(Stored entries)
##########

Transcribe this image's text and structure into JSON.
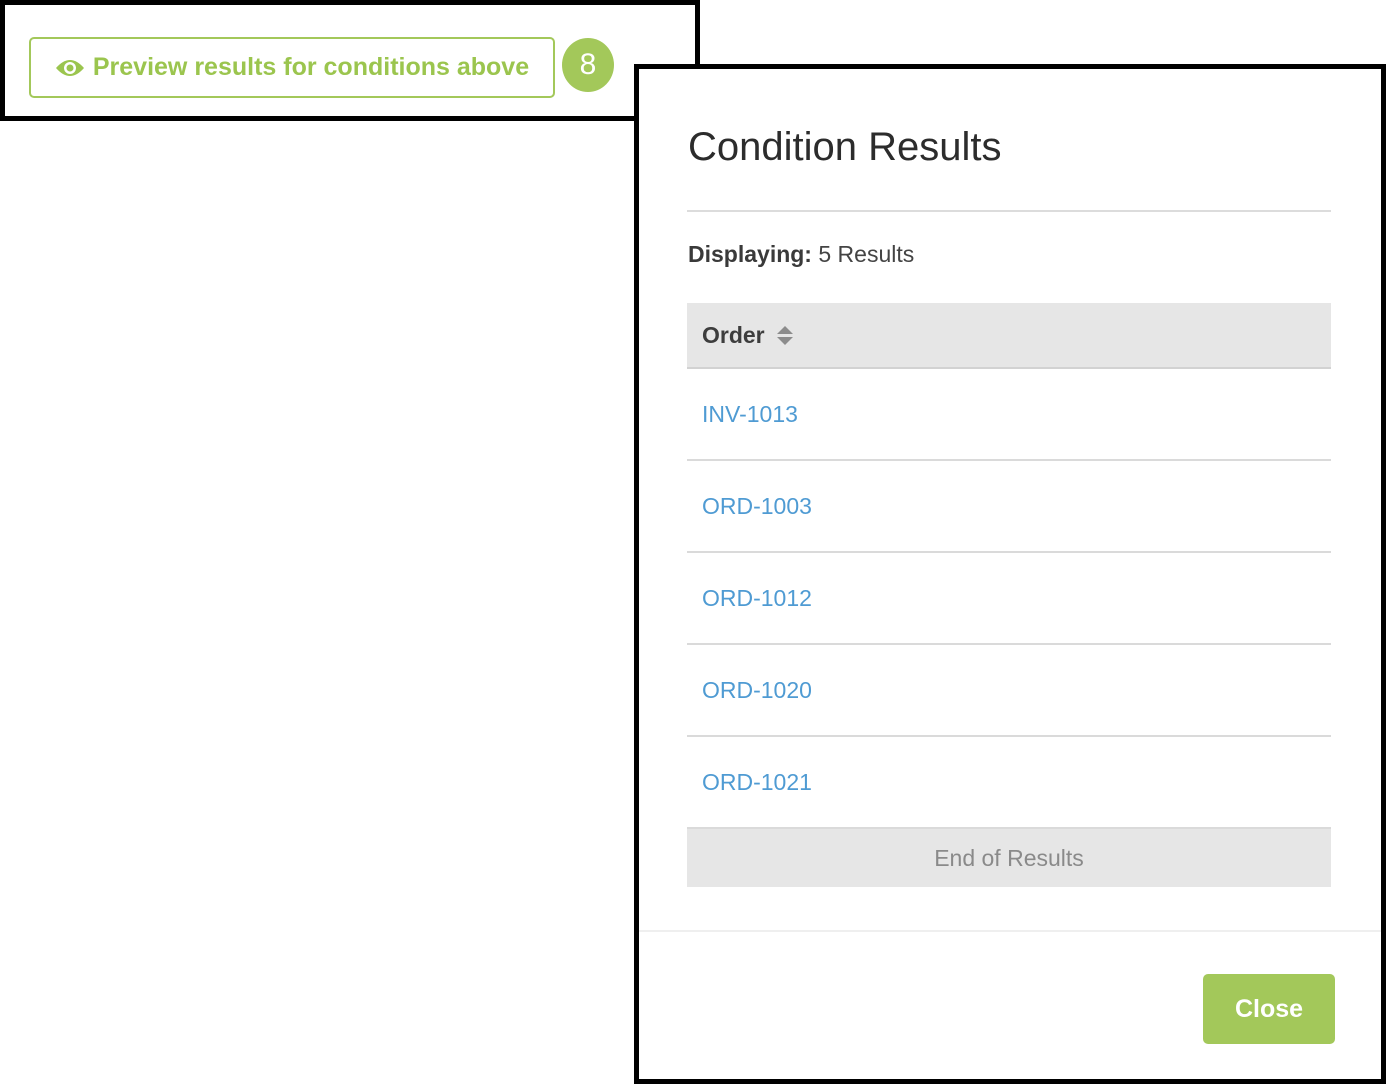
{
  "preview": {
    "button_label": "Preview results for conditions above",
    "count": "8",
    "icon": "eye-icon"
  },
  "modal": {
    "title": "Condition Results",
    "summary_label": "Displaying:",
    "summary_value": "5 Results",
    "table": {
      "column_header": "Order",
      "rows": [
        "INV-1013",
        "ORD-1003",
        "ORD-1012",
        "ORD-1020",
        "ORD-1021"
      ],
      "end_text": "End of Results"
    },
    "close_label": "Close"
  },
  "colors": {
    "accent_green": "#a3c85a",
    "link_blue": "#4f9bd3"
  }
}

##########

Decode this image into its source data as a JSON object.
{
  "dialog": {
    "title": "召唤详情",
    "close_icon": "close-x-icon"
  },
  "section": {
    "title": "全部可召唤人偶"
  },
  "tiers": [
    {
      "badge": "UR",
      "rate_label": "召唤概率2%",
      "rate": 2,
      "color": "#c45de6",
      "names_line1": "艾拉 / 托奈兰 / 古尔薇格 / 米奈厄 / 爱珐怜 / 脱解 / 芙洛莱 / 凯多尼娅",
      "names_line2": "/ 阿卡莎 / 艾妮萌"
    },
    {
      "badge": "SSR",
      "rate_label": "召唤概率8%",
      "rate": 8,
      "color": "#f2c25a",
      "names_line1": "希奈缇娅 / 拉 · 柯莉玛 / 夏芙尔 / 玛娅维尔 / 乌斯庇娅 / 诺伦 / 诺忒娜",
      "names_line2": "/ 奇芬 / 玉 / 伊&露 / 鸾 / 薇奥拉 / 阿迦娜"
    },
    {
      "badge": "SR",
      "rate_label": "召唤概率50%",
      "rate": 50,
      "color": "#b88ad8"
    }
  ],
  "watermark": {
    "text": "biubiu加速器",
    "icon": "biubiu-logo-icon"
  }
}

##########

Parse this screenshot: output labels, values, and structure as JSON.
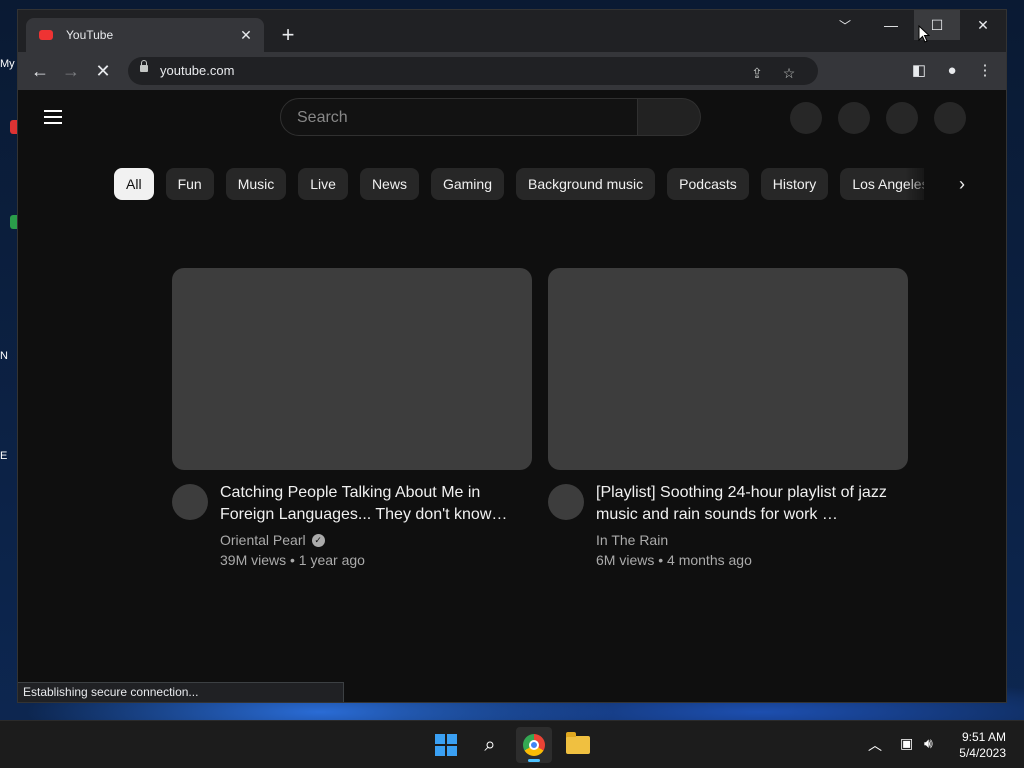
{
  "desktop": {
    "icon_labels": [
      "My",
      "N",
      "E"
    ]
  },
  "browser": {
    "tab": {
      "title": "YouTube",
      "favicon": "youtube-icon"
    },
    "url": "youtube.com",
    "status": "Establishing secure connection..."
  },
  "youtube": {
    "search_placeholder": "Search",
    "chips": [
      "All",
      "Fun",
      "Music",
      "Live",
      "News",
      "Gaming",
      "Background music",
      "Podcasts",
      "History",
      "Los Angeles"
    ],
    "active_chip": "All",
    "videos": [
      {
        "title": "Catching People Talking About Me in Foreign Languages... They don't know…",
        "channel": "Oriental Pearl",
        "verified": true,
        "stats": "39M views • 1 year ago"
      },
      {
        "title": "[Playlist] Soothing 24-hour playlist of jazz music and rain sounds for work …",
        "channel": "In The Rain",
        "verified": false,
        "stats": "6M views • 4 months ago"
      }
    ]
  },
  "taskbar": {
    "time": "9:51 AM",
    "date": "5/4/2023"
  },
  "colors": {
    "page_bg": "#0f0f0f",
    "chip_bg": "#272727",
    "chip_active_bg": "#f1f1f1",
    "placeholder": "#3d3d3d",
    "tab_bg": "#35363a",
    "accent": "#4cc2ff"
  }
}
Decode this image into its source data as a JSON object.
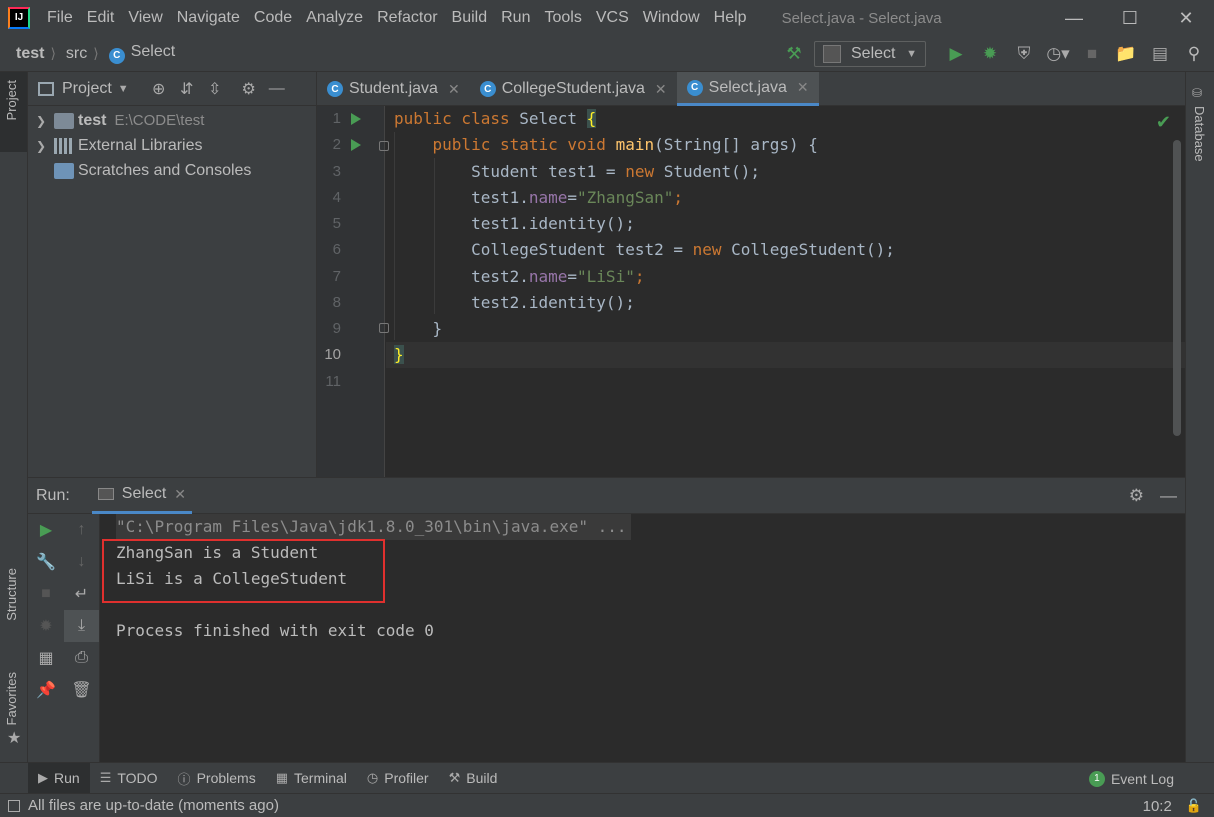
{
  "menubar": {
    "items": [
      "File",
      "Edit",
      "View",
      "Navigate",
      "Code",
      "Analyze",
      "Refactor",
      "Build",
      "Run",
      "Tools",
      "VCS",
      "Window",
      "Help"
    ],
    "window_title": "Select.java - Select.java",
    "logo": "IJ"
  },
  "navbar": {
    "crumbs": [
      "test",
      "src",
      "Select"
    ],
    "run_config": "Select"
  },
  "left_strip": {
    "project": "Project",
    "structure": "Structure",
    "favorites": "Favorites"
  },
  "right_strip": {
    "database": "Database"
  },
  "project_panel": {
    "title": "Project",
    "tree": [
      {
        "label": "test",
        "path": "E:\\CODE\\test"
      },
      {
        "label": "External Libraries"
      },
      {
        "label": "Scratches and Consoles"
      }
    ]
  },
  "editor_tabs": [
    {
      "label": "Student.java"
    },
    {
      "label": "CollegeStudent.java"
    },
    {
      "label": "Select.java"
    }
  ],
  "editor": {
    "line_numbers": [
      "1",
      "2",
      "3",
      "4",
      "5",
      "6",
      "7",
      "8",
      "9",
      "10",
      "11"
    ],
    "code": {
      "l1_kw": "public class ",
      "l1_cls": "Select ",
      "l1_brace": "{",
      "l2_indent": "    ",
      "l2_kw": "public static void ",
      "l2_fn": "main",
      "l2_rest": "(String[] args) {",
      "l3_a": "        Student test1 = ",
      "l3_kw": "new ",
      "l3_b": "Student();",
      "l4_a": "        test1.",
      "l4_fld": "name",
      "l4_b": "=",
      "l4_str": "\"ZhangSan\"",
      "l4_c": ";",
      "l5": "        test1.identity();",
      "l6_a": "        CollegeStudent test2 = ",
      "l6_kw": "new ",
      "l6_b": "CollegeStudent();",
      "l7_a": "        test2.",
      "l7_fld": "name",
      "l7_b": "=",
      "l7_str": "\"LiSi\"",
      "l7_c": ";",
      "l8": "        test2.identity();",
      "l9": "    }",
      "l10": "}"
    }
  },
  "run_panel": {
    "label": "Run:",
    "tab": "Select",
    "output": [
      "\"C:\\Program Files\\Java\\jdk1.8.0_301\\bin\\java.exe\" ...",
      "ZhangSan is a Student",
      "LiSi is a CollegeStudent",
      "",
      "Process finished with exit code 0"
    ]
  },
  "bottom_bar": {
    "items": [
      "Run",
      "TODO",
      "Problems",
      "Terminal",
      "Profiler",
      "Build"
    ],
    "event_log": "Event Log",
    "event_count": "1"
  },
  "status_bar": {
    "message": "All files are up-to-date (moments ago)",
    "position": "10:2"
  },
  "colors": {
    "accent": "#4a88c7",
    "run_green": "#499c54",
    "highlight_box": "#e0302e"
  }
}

##########

Find all lines where the word "JSON" appears. Copy them.

Transcribe this image's text and structure into JSON.
Decode this image into its source data as a JSON object.
Parse this screenshot: output labels, values, and structure as JSON.
Decode this image into its source data as a JSON object.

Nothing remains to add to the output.